> **Come procedere**
Nel brano sul calo dei volontari nel non-profit, individua tutti i verbi con cui vengono introdotte le parole di Giovanni Serra.

> **Brano fornito**

»»

Ma il dato più evidente nel Censimento ISTAT sul non-profit italiano, come afferma il nostro vicepresidente Giovanni Serra, è sicuramente il calo drammatico dei volontari. Fra il 2015 e il 2021 si passa da 5,5 milioni a 4,6. Dunque, circa 900 mila volontari in meno, un dato certamente preoccupante. Su questo aspetto è sorta una discussione su alcune testate: «alcuni commentatori – sottolinea Serra – hanno interpretato questo fatto come l’esito delle restrizioni dovute al Covid: il distanziamento sociale avrebbe indotto molti a ritirarsi nel privato. Non si può escludere questo, benché tutti abbiamo avuto modo di osservare come proprio la drammaticità del periodo pandemico abbia indotto tante persone a darsi da fare gratuitamente per gli altri, dunque a fare volontariato». Quello che va precisato, però, chiarisce il vicepresidente, «è che l’ISTAT non evidenzia una riduzione del volontariato in Italia – su questo non sono stati forniti dati – quanto una riduzione dei volontari nelle istituzioni non-profit. Ciò che si può dire è che vi siano meno volontari nelle organizzazioni censite, non meno persone impegnate in azioni gratuite nel Paese». Ed è certamente una osservazione da tener presente in linea generale anche per il nostro Movimento.

 

Ci sono poi altre conclusioni che i ricercatori traggono e che fanno riflettere.

««

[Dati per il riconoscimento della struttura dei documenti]

»»

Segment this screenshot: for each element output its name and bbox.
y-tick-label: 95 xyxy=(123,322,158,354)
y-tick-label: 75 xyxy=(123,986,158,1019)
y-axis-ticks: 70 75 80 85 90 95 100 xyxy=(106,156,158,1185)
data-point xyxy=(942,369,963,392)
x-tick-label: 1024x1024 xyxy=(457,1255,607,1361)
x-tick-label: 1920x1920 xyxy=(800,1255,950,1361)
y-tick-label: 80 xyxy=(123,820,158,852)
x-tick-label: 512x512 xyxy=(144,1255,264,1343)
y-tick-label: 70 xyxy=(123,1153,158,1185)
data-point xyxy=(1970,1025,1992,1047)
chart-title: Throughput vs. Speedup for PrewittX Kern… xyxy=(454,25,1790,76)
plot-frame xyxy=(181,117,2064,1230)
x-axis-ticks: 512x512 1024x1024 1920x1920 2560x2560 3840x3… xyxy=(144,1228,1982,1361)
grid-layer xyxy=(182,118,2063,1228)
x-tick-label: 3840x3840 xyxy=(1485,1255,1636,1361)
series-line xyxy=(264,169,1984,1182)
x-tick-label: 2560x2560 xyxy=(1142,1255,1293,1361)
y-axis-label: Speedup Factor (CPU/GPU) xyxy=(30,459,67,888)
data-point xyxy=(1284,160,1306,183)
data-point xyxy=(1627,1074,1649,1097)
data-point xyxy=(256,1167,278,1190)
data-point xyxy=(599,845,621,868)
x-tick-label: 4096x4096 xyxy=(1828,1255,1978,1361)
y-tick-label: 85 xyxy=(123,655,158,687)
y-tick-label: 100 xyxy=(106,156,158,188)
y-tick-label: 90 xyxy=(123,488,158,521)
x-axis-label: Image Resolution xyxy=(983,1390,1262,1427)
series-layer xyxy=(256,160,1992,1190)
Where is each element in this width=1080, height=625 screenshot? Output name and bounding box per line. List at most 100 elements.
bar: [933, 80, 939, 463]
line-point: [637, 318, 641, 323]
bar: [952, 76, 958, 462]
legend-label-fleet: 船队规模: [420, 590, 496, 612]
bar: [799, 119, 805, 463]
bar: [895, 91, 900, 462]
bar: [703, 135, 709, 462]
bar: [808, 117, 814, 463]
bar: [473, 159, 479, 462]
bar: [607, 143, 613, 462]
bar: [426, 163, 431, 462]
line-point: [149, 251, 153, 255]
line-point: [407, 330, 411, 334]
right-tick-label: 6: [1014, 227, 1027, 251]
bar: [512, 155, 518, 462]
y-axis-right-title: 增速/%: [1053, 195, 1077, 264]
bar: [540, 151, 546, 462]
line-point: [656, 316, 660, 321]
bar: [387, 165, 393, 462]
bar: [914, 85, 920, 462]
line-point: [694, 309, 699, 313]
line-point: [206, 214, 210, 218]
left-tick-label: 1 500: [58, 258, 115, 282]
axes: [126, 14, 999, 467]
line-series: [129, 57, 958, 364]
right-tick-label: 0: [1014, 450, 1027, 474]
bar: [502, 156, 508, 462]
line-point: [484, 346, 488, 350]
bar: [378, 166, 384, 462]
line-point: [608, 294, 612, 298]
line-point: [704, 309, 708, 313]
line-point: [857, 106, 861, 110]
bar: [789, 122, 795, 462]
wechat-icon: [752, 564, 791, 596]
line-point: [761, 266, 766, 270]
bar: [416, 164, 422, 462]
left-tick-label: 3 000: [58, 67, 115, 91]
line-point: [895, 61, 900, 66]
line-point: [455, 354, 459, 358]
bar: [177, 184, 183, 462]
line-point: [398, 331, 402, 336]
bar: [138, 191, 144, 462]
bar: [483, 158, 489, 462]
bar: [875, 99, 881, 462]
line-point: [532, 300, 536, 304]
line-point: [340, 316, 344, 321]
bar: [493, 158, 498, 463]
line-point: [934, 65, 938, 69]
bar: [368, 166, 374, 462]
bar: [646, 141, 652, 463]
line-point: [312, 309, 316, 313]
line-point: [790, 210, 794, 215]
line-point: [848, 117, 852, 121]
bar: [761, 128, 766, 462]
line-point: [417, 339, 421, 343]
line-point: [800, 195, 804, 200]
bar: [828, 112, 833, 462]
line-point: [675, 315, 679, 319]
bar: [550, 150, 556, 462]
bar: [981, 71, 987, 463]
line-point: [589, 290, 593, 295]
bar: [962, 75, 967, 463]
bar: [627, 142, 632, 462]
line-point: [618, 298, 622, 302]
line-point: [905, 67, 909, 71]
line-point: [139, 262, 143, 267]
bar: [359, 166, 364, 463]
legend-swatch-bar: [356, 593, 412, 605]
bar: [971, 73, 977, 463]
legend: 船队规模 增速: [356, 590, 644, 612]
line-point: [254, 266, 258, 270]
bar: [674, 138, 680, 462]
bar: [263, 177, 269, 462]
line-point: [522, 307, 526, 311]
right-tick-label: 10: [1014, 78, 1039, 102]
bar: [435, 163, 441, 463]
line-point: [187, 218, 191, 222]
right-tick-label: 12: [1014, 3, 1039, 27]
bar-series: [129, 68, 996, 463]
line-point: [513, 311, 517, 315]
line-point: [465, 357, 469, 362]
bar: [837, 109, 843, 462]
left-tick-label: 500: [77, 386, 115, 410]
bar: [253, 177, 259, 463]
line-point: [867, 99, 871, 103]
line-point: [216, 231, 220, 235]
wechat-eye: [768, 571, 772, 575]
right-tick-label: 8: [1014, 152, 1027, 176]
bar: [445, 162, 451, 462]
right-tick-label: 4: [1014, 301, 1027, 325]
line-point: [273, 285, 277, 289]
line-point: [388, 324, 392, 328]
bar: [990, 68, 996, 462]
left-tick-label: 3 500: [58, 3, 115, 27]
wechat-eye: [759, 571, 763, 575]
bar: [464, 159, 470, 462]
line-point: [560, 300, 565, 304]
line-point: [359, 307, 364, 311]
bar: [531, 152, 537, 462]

««

> **Risposta attesa**
afferma, sottolinea, chiarisce